**Exercise instructions**
Every entry should be repeated exactly. Omit the pictures.

------ Stored records

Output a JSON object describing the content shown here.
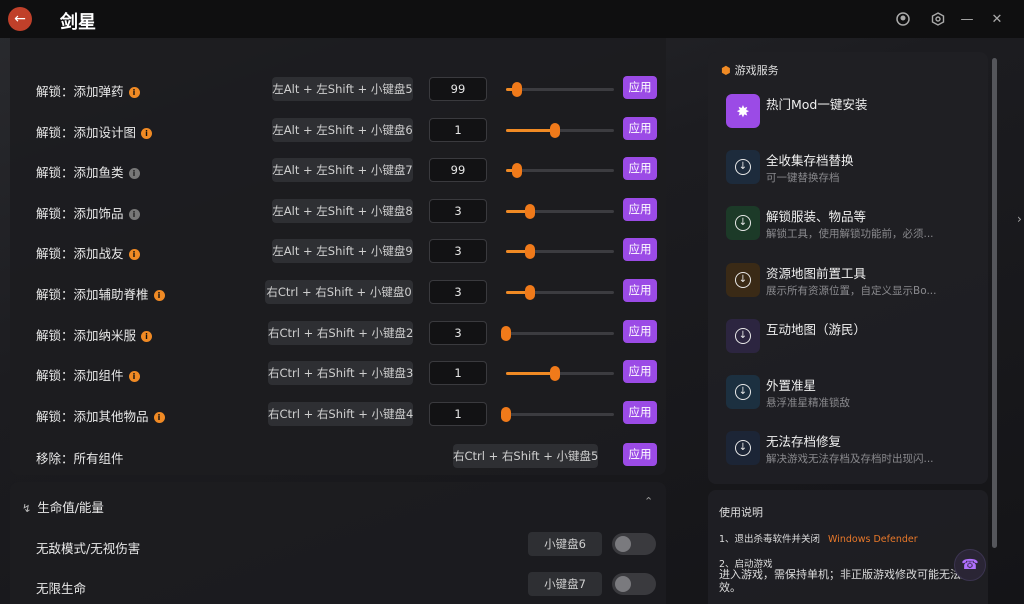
{
  "app": {
    "title": "剑星"
  },
  "titlebar": {
    "back_icon": "arrow-left-icon",
    "icons": [
      "user-icon",
      "settings-icon",
      "minimize-icon",
      "close-icon"
    ]
  },
  "colors": {
    "accent": "#9b4be6",
    "slider": "#f08a24",
    "back": "#c0402a"
  },
  "cheats": [
    {
      "label": "解锁：添加弹药",
      "info": "orange",
      "hotkey": "左Alt + 左Shift + 小键盘5",
      "value": "99",
      "slider": 0.1,
      "apply": "应用"
    },
    {
      "label": "解锁：添加设计图",
      "info": "orange",
      "hotkey": "左Alt + 左Shift + 小键盘6",
      "value": "1",
      "slider": 0.45,
      "apply": "应用"
    },
    {
      "label": "解锁：添加鱼类",
      "info": "gray",
      "hotkey": "左Alt + 左Shift + 小键盘7",
      "value": "99",
      "slider": 0.1,
      "apply": "应用"
    },
    {
      "label": "解锁：添加饰品",
      "info": "gray",
      "hotkey": "左Alt + 左Shift + 小键盘8",
      "value": "3",
      "slider": 0.22,
      "apply": "应用"
    },
    {
      "label": "解锁：添加战友",
      "info": "orange",
      "hotkey": "左Alt + 左Shift + 小键盘9",
      "value": "3",
      "slider": 0.22,
      "apply": "应用"
    },
    {
      "label": "解锁：添加辅助脊椎",
      "info": "orange",
      "hotkey": "右Ctrl + 右Shift + 小键盘0",
      "value": "3",
      "slider": 0.22,
      "apply": "应用"
    },
    {
      "label": "解锁：添加纳米服",
      "info": "orange",
      "hotkey": "右Ctrl + 右Shift + 小键盘2",
      "value": "3",
      "slider": 0.0,
      "apply": "应用"
    },
    {
      "label": "解锁：添加组件",
      "info": "orange",
      "hotkey": "右Ctrl + 右Shift + 小键盘3",
      "value": "1",
      "slider": 0.45,
      "apply": "应用"
    },
    {
      "label": "解锁：添加其他物品",
      "info": "orange",
      "hotkey": "右Ctrl + 右Shift + 小键盘4",
      "value": "1",
      "slider": 0.0,
      "apply": "应用"
    }
  ],
  "remove_row": {
    "label": "移除：所有组件",
    "hotkey": "右Ctrl + 右Shift + 小键盘5",
    "apply": "应用"
  },
  "health_section": {
    "title": "生命值/能量",
    "rows": [
      {
        "label": "无敌模式/无视伤害",
        "key": "小键盘6",
        "on": false
      },
      {
        "label": "无限生命",
        "key": "小键盘7",
        "on": false
      }
    ]
  },
  "services": {
    "title": "游戏服务",
    "items": [
      {
        "title": "热门Mod一键安装",
        "sub": "",
        "icon": "mod-icon"
      },
      {
        "title": "全收集存档替换",
        "sub": "可一键替换存档",
        "icon": "download-icon"
      },
      {
        "title": "解锁服装、物品等",
        "sub": "解锁工具，使用解锁功能前，必须...",
        "icon": "download-icon"
      },
      {
        "title": "资源地图前置工具",
        "sub": "展示所有资源位置，自定义显示Bo...",
        "icon": "download-icon"
      },
      {
        "title": "互动地图（游民）",
        "sub": "",
        "icon": "download-icon"
      },
      {
        "title": "外置准星",
        "sub": "悬浮准星精准锁敌",
        "icon": "download-icon"
      },
      {
        "title": "无法存档修复",
        "sub": "解决游戏无法存档及存档时出现闪...",
        "icon": "download-icon"
      }
    ]
  },
  "usage": {
    "title": "使用说明",
    "step1": "1、退出杀毒软件并关闭",
    "step1_link": "Windows Defender",
    "step2": "2、启动游戏",
    "step2_body": "进入游戏，需保持单机；非正版游戏修改可能无法生效。"
  }
}
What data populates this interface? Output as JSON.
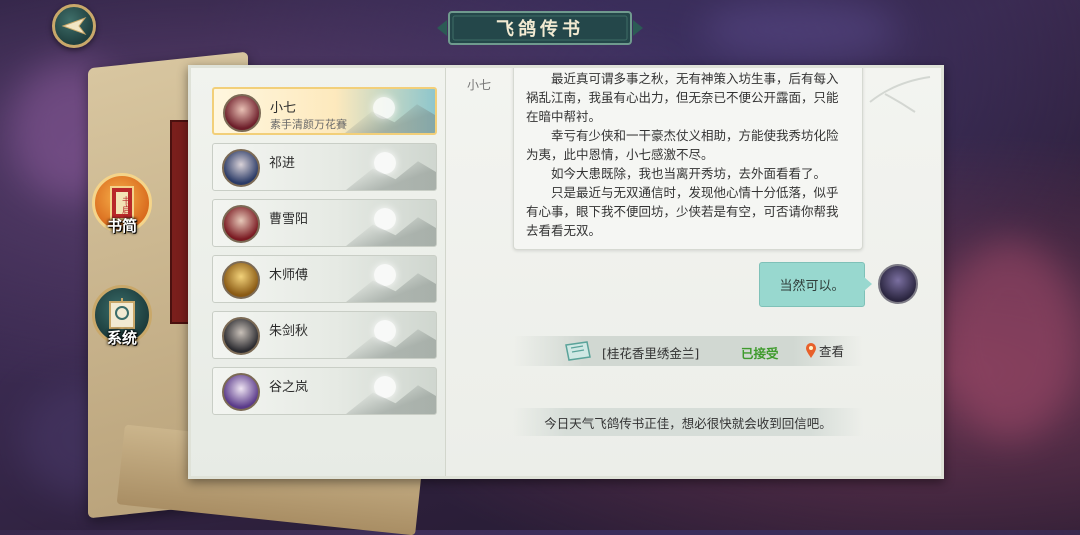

------------

**Output for this exercise**
Output a JSON object describing the content shown here.
{
  "app": {
    "title": "剑星"
  },
  "titlebar": {
    "back_icon": "arrow-left-icon",
    "icons": [
      "user-icon",
      "settings-icon",
      "minimize-icon",
      "close-icon"
    ]
  },
  "colors": {
    "accent": "#9b4be6",
    "slider": "#f08a24",
    "back": "#c0402a"
  },
  "cheats": [
    {
      "label": "解锁：添加弹药",
      "info": "orange",
      "hotkey": "左Alt + 左Shift + 小键盘5",
      "value": "99",
      "slider": 0.1,
      "apply": "应用"
    },
    {
      "label": "解锁：添加设计图",
      "info": "orange",
      "hotkey": "左Alt + 左Shift + 小键盘6",
      "value": "1",
      "slider": 0.45,
      "apply": "应用"
    },
    {
      "label": "解锁：添加鱼类",
      "info": "gray",
      "hotkey": "左Alt + 左Shift + 小键盘7",
      "value": "99",
      "slider": 0.1,
      "apply": "应用"
    },
    {
      "label": "解锁：添加饰品",
      "info": "gray",
      "hotkey": "左Alt + 左Shift + 小键盘8",
      "value": "3",
      "slider": 0.22,
      "apply": "应用"
    },
    {
      "label": "解锁：添加战友",
      "info": "orange",
      "hotkey": "左Alt + 左Shift + 小键盘9",
      "value": "3",
      "slider": 0.22,
      "apply": "应用"
    },
    {
      "label": "解锁：添加辅助脊椎",
      "info": "orange",
      "hotkey": "右Ctrl + 右Shift + 小键盘0",
      "value": "3",
      "slider": 0.22,
      "apply": "应用"
    },
    {
      "label": "解锁：添加纳米服",
      "info": "orange",
      "hotkey": "右Ctrl + 右Shift + 小键盘2",
      "value": "3",
      "slider": 0.0,
      "apply": "应用"
    },
    {
      "label": "解锁：添加组件",
      "info": "orange",
      "hotkey": "右Ctrl + 右Shift + 小键盘3",
      "value": "1",
      "slider": 0.45,
      "apply": "应用"
    },
    {
      "label": "解锁：添加其他物品",
      "info": "orange",
      "hotkey": "右Ctrl + 右Shift + 小键盘4",
      "value": "1",
      "slider": 0.0,
      "apply": "应用"
    }
  ],
  "remove_row": {
    "label": "移除：所有组件",
    "hotkey": "右Ctrl + 右Shift + 小键盘5",
    "apply": "应用"
  },
  "health_section": {
    "title": "生命值/能量",
    "rows": [
      {
        "label": "无敌模式/无视伤害",
        "key": "小键盘6",
        "on": false
      },
      {
        "label": "无限生命",
        "key": "小键盘7",
        "on": false
      }
    ]
  },
  "services": {
    "title": "游戏服务",
    "items": [
      {
        "title": "热门Mod一键安装",
        "sub": "",
        "icon": "mod-icon"
      },
      {
        "title": "全收集存档替换",
        "sub": "可一键替换存档",
        "icon": "download-icon"
      },
      {
        "title": "解锁服装、物品等",
        "sub": "解锁工具，使用解锁功能前，必须...",
        "icon": "download-icon"
      },
      {
        "title": "资源地图前置工具",
        "sub": "展示所有资源位置，自定义显示Bo...",
        "icon": "download-icon"
      },
      {
        "title": "互动地图（游民）",
        "sub": "",
        "icon": "download-icon"
      },
      {
        "title": "外置准星",
        "sub": "悬浮准星精准锁敌",
        "icon": "download-icon"
      },
      {
        "title": "无法存档修复",
        "sub": "解决游戏无法存档及存档时出现闪...",
        "icon": "download-icon"
      }
    ]
  },
  "usage": {
    "title": "使用说明",
    "step1": "1、退出杀毒软件并关闭",
    "step1_link": "Windows Defender",
    "step2": "2、启动游戏",
    "step2_body": "进入游戏，需保持单机；非正版游戏修改可能无法生效。"
  }
}
What data populates this interface? Output as JSON.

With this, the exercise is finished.